Set problem → Where a line of the listing below includes the word "шайба", reproduce that line.

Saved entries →
>>
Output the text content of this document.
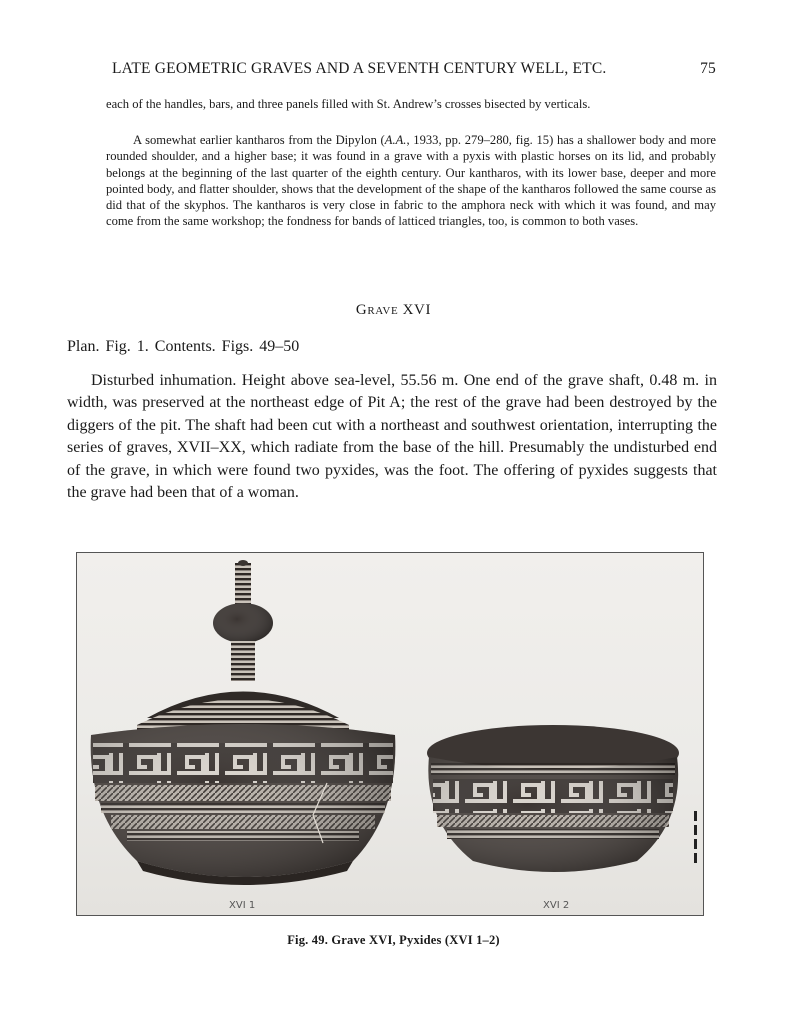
LATE GEOMETRIC GRAVES AND A SEVENTH CENTURY WELL, ETC.	75

each of the handles, bars, and three panels filled with St. Andrew’s crosses bisected by verticals.

A somewhat earlier kantharos from the Dipylon (A.A., 1933, pp. 279–280, fig. 15) has a shallower body and more rounded shoulder, and a higher base; it was found in a grave with a pyxis with plastic horses on its lid, and probably belongs at the beginning of the last quarter of the eighth century. Our kantharos, with its lower base, deeper and more pointed body, and flatter shoulder, shows that the development of the shape of the kantharos followed the same course as did that of the skyphos. The kantharos is very close in fabric to the amphora neck with which it was found, and may come from the same workshop; the fondness for bands of latticed triangles, too, is common to both vases.

Grave XVI
Plan. Fig. 1. Contents. Figs. 49–50

Disturbed inhumation. Height above sea-level, 55.56 m. One end of the grave shaft, 0.48 m. in width, was preserved at the northeast edge of Pit A; the rest of the grave had been destroyed by the diggers of the pit. The shaft had been cut with a northeast and southwest orientation, interrupting the series of graves, XVII–XX, which radiate from the base of the hill. Presumably the undisturbed end of the grave, in which were found two pyxides, was the foot. The offering of pyxides suggests that the grave had been that of a woman.

XVI 1	XVI 2
Fig. 49. Grave XVI, Pyxides (XVI 1–2)
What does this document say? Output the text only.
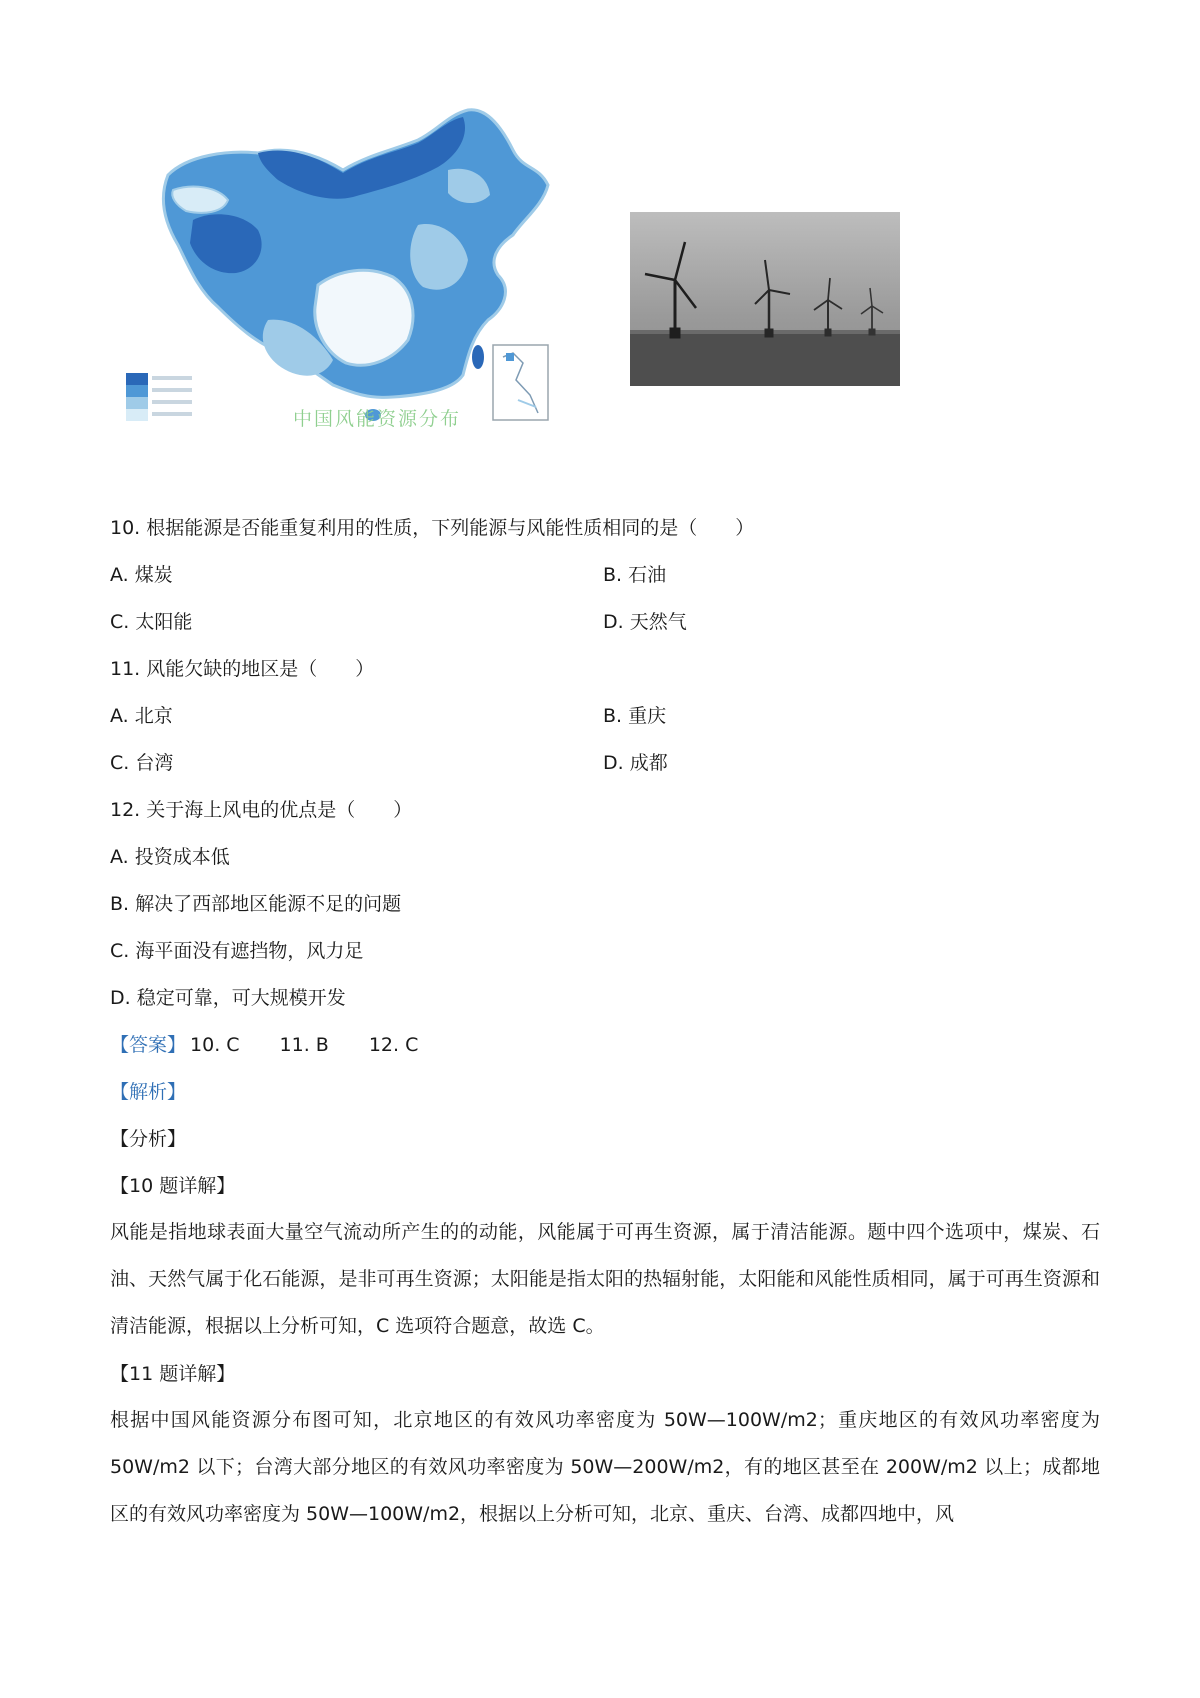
中国风能资源分布
10. 根据能源是否能重复利用的性质，下列能源与风能性质相同的是（　　）
A. 煤炭	B. 石油
C. 太阳能	D. 天然气
11. 风能欠缺的地区是（　　）
A. 北京	B. 重庆
C. 台湾	D. 成都
12. 关于海上风电的优点是（　　）
A. 投资成本低
B. 解决了西部地区能源不足的问题
C. 海平面没有遮挡物，风力足
D. 稳定可靠，可大规模开发
【答案】 10. C 11. B 12. C
【解析】
【分析】
【10 题详解】
风能是指地球表面大量空气流动所产生的的动能，风能属于可再生资源，属于清洁能源。题中四个选项中，煤炭、石油、天然气属于化石能源，是非可再生资源；太阳能是指太阳的热辐射能，太阳能和风能性质相同，属于可再生资源和清洁能源，根据以上分析可知，C 选项符合题意，故选 C。
【11 题详解】
根据中国风能资源分布图可知，北京地区的有效风功率密度为 50W—100W/m2；重庆地区的有效风功率密度为 50W/m2 以下；台湾大部分地区的有效风功率密度为 50W—200W/m2，有的地区甚至在 200W/m2 以上；成都地区的有效风功率密度为 50W—100W/m2，根据以上分析可知，北京、重庆、台湾、成都四地中，风
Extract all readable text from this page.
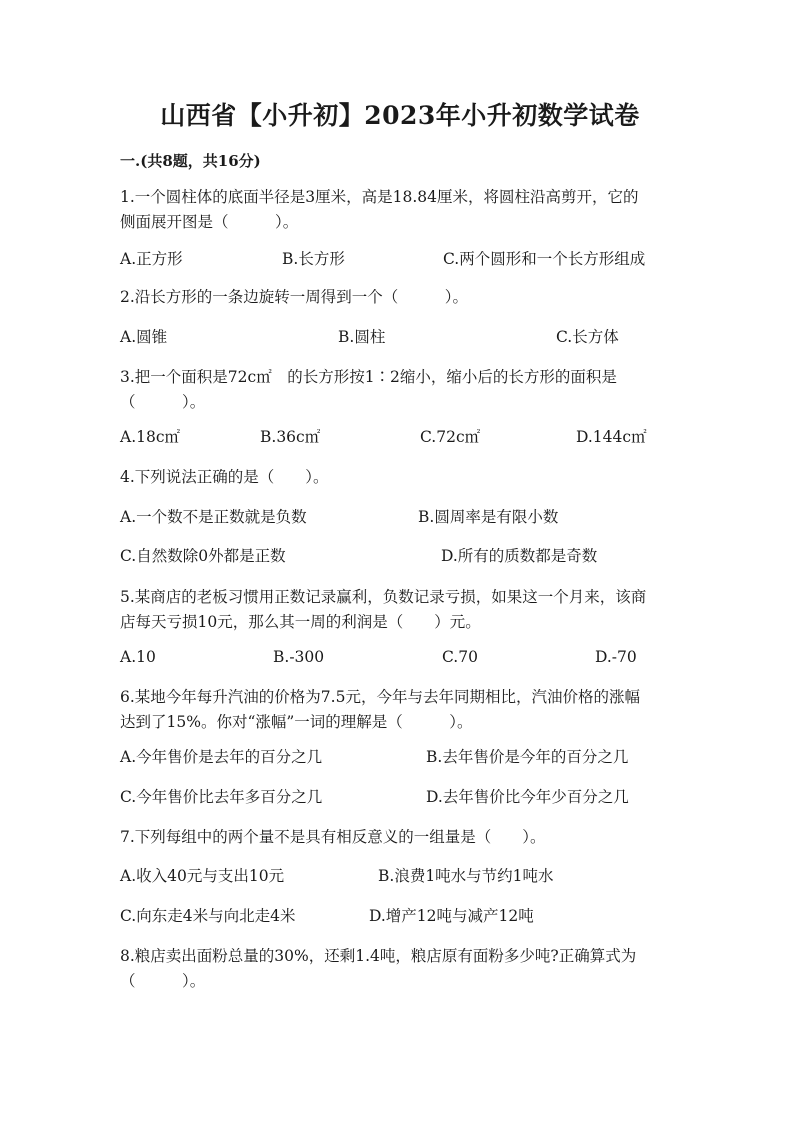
山西省【小升初】2023年小升初数学试卷
一.(共8题，共16分)
1.一个圆柱体的底面半径是3厘米，高是18.84厘米，将圆柱沿高剪开，它的
侧面展开图是（　　　）。
A.正方形	B.长方形	C.两个圆形和一个长方形组成
2.沿长方形的一条边旋转一周得到一个（　　　）。
A.圆锥	B.圆柱	C.长方体
3.把一个面积是72c㎡　的长方形按1∶2缩小，缩小后的长方形的面积是
（　　　）。
A.18c㎡	B.36c㎡	C.72c㎡	D.144c㎡
4.下列说法正确的是（　　）。
A.一个数不是正数就是负数	B.圆周率是有限小数
C.自然数除0外都是正数	D.所有的质数都是奇数
5.某商店的老板习惯用正数记录赢利，负数记录亏损，如果这一个月来，该商
店每天亏损10元，那么其一周的利润是（　　）元。
A.10	B.-300	C.70	D.-70
6.某地今年每升汽油的价格为7.5元，今年与去年同期相比，汽油价格的涨幅
达到了15%。你对“涨幅”一词的理解是（　　　）。
A.今年售价是去年的百分之几	B.去年售价是今年的百分之几
C.今年售价比去年多百分之几	D.去年售价比今年少百分之几
7.下列每组中的两个量不是具有相反意义的一组量是（　　）。
A.收入40元与支出10元	B.浪费1吨水与节约1吨水
C.向东走4米与向北走4米	D.增产12吨与减产12吨
8.粮店卖出面粉总量的30%，还剩1.4吨，粮店原有面粉多少吨?正确算式为
（　　　）。
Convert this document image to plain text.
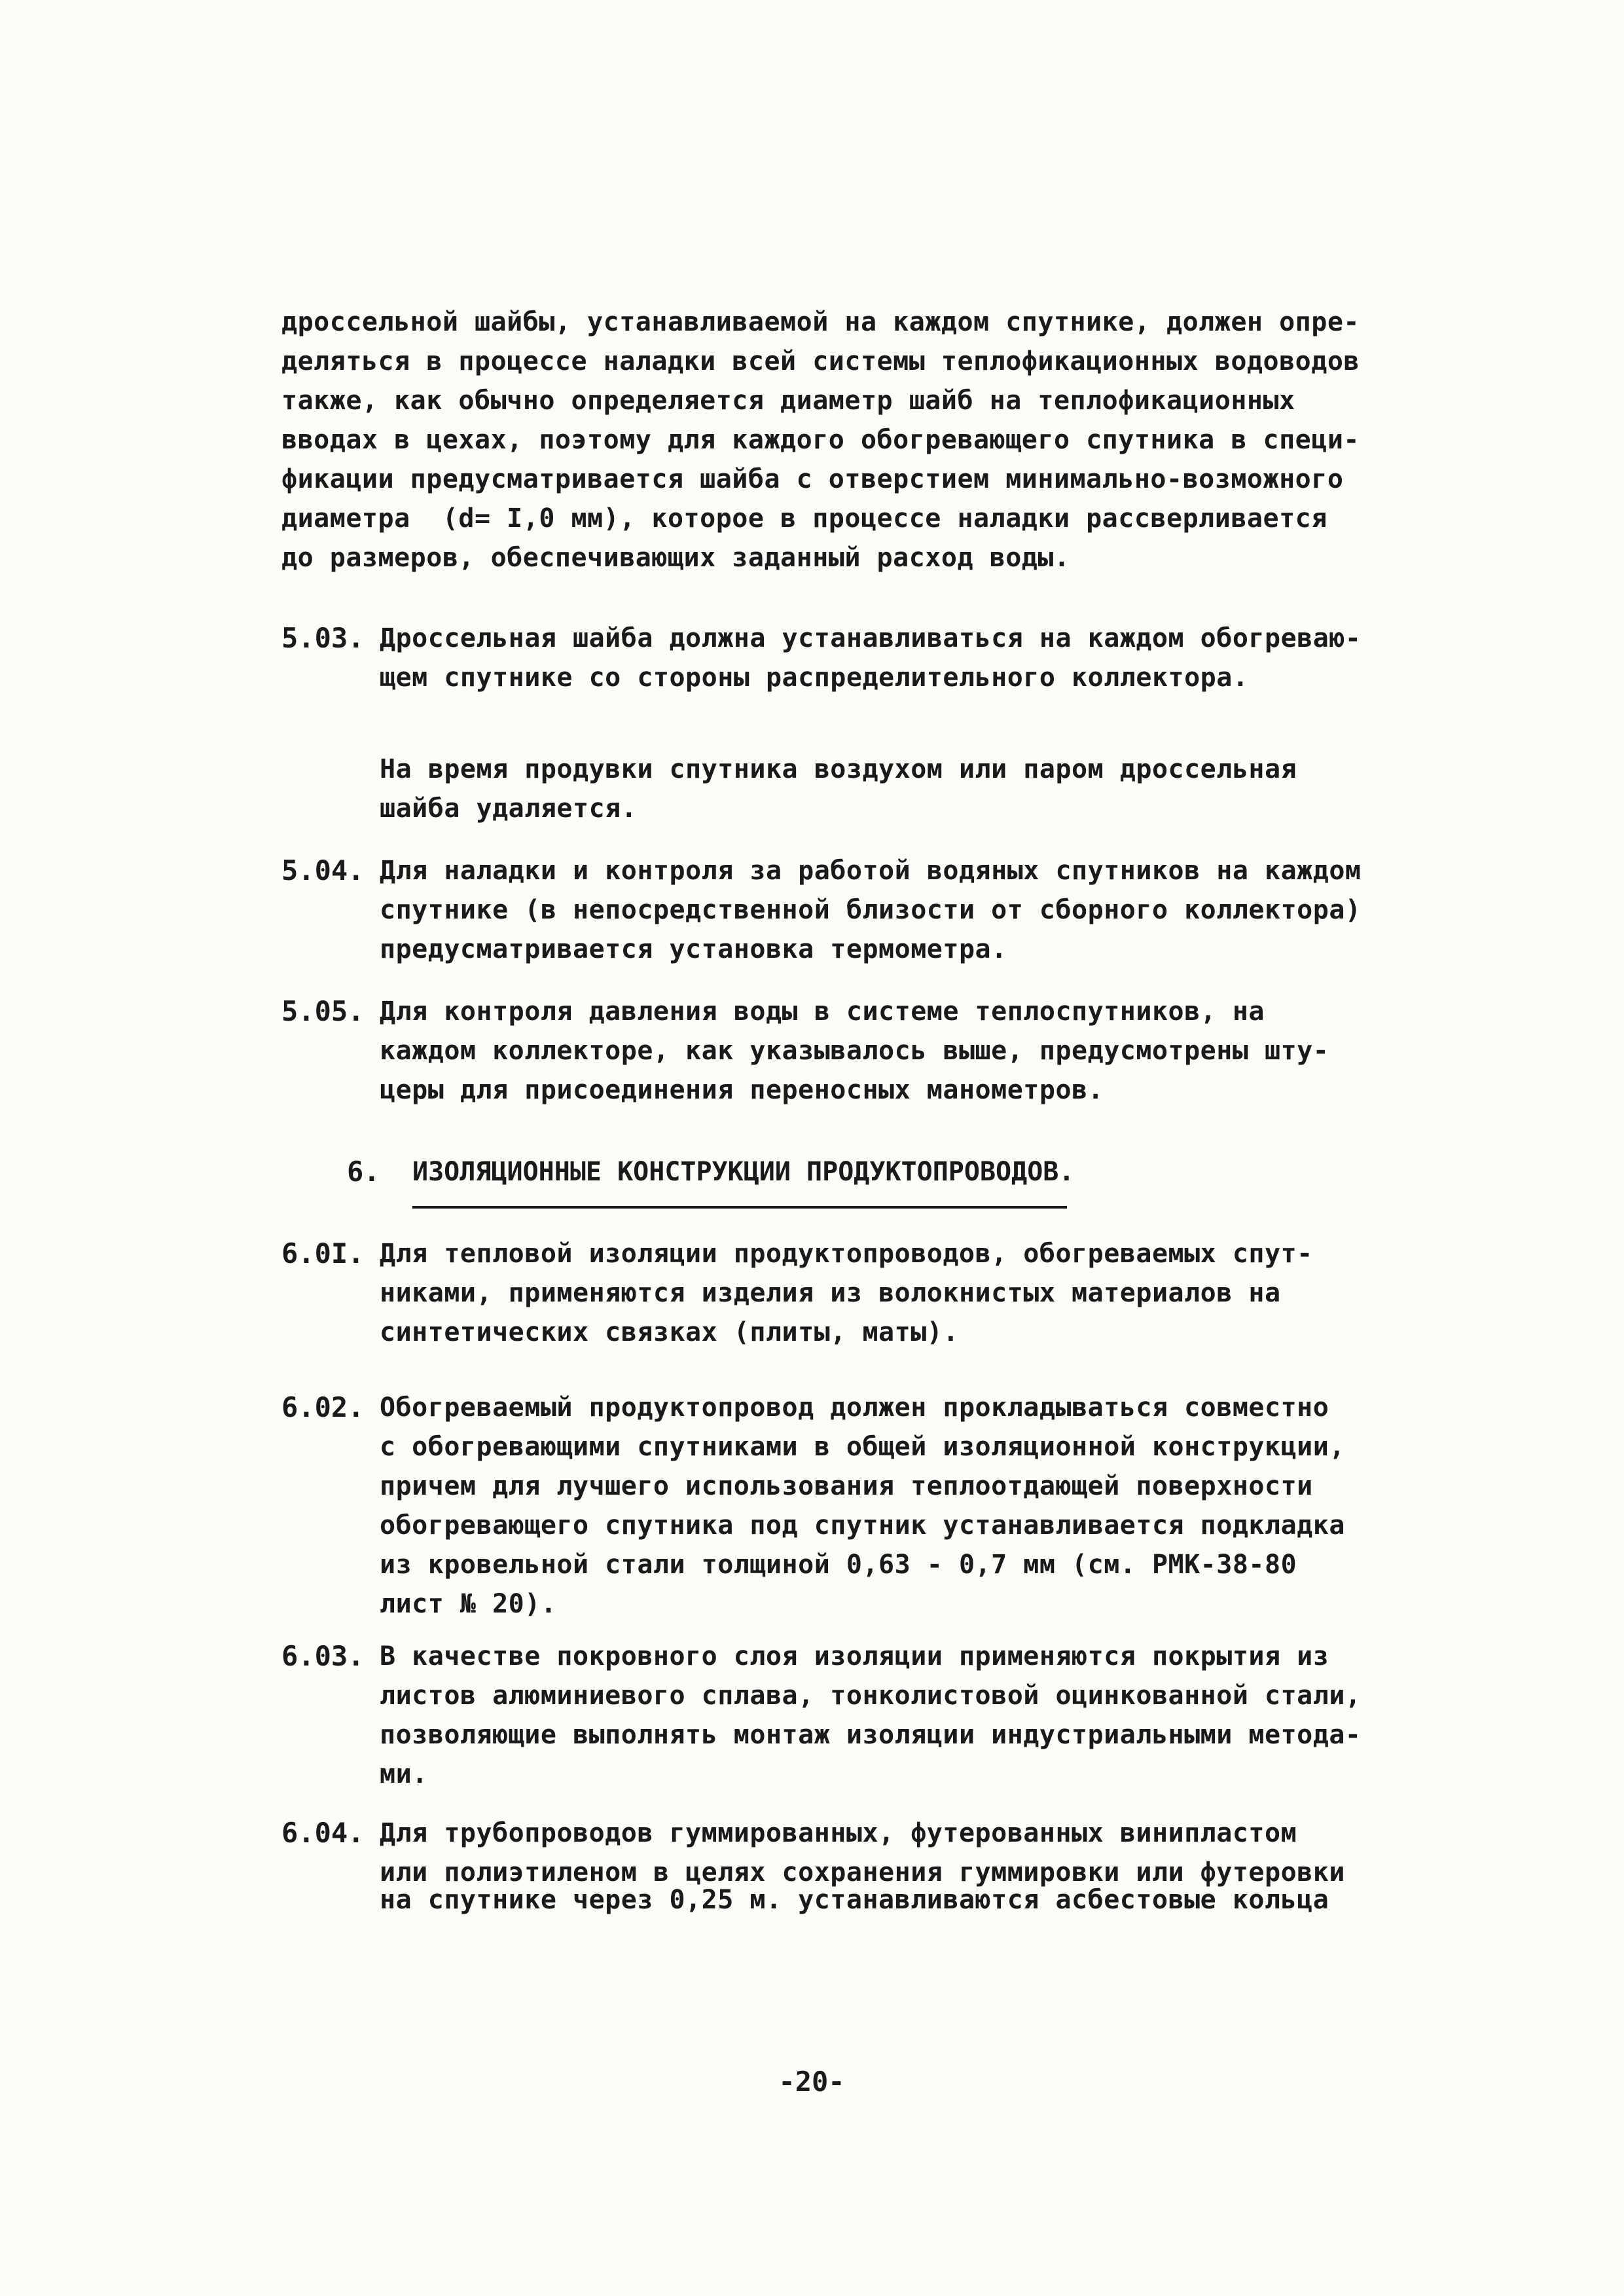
дроссельной шайбы, устанавливаемой на каждом спутнике, должен опре-
деляться в процессе наладки всей системы теплофикационных водоводов
также, как обычно определяется диаметр шайб на теплофикационных
вводах в цехах, поэтому для каждого обогревающего спутника в специ-
фикации предусматривается шайба с отверстием минимально-возможного
диаметра  (d= I,0 мм), которое в процессе наладки рассверливается
до размеров, обеспечивающих заданный расход воды.
5.03. Дроссельная шайба должна устанавливаться на каждом обогреваю-
щем спутнике со стороны распределительного коллектора.
На время продувки спутника воздухом или паром дроссельная
шайба удаляется.
5.04. Для наладки и контроля за работой водяных спутников на каждом
спутнике (в непосредственной близости от сборного коллектора)
предусматривается установка термометра.
5.05. Для контроля давления воды в системе теплоспутников, на
каждом коллекторе, как указывалось выше, предусмотрены шту-
церы для присоединения переносных манометров.
6. ИЗОЛЯЦИОННЫЕ КОНСТРУКЦИИ ПРОДУКТОПРОВОДОВ.
6.0I. Для тепловой изоляции продуктопроводов, обогреваемых спут-
никами, применяются изделия из волокнистых материалов на
синтетических связках (плиты, маты).
6.02. Обогреваемый продуктопровод должен прокладываться совместно
с обогревающими спутниками в общей изоляционной конструкции,
причем для лучшего использования теплоотдающей поверхности
обогревающего спутника под спутник устанавливается подкладка
из кровельной стали толщиной 0,63 - 0,7 мм (см. РМК-38-80
лист № 20).
6.03. В качестве покровного слоя изоляции применяются покрытия из
листов алюминиевого сплава, тонколистовой оцинкованной стали,
позволяющие выполнять монтаж изоляции индустриальными метода-
ми.
6.04. Для трубопроводов гуммированных, футерованных винипластом
или полиэтиленом в целях сохранения гуммировки или футеровки
на спутнике через 0,25 м. устанавливаются асбестовые кольца
-20-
<<
Final result →
фикации предусматривается шайба с отверстием минимально-возможного
5.03. Дроссельная шайба должна устанавливаться на каждом обогреваю-
шайба удаляется.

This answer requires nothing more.